*** Material for this exercise

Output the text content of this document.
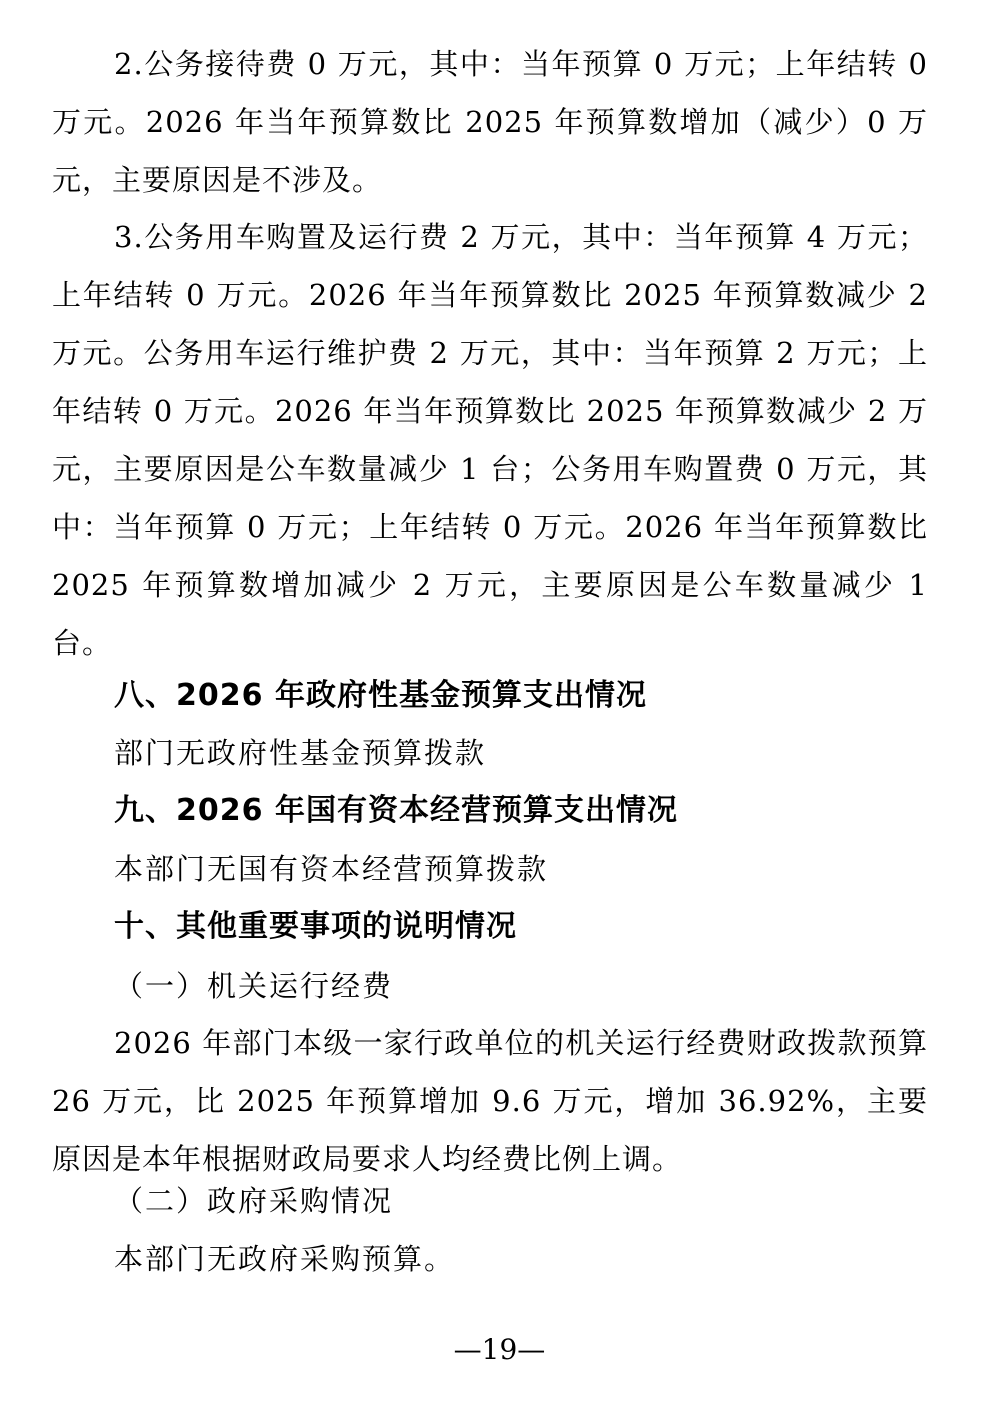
2.公务接待费 0 万元，其中：当年预算 0 万元；上年结转 0 万元。2026 年当年预算数比 2025 年预算数增加（减少）0 万元，主要原因是不涉及。

3.公务用车购置及运行费 2 万元，其中：当年预算 4 万元；上年结转 0 万元。2026 年当年预算数比 2025 年预算数减少 2 万元。公务用车运行维护费 2 万元，其中：当年预算 2 万元；上年结转 0 万元。2026 年当年预算数比 2025 年预算数减少 2 万元，主要原因是公车数量减少 1 台；公务用车购置费 0 万元，其中：当年预算 0 万元；上年结转 0 万元。2026 年当年预算数比 2025 年预算数增加减少 2 万元，主要原因是公车数量减少 1 台。

八、2026 年政府性基金预算支出情况

部门无政府性基金预算拨款

九、2026 年国有资本经营预算支出情况

本部门无国有资本经营预算拨款

十、其他重要事项的说明情况

（一）机关运行经费

2026 年部门本级一家行政单位的机关运行经费财政拨款预算 26 万元，比 2025 年预算增加 9.6 万元，增加 36.92%，主要原因是本年根据财政局要求人均经费比例上调。

（二）政府采购情况

本部门无政府采购预算。

—19—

******

Exercise.
Go through the listing above and quote it exactly, apart from its images.

Reply to the task.
Output the text content of this document.
2.公务接待费 0 万元，其中：当年预算 0 万元；上年结转 0 万元。2026 年当年预算数比 2025 年预算数增加（减少）0 万元，主要原因是不涉及。

3.公务用车购置及运行费 2 万元，其中：当年预算 4 万元；上年结转 0 万元。2026 年当年预算数比 2025 年预算数减少 2 万元。公务用车运行维护费 2 万元，其中：当年预算 2 万元；上年结转 0 万元。2026 年当年预算数比 2025 年预算数减少 2 万元，主要原因是公车数量减少 1 台；公务用车购置费 0 万元，其中：当年预算 0 万元；上年结转 0 万元。2026 年当年预算数比 2025 年预算数增加减少 2 万元，主要原因是公车数量减少 1 台。

八、2026 年政府性基金预算支出情况

部门无政府性基金预算拨款

九、2026 年国有资本经营预算支出情况

本部门无国有资本经营预算拨款

十、其他重要事项的说明情况

（一）机关运行经费

2026 年部门本级一家行政单位的机关运行经费财政拨款预算 26 万元，比 2025 年预算增加 9.6 万元，增加 36.92%，主要原因是本年根据财政局要求人均经费比例上调。

（二）政府采购情况

本部门无政府采购预算。

—19—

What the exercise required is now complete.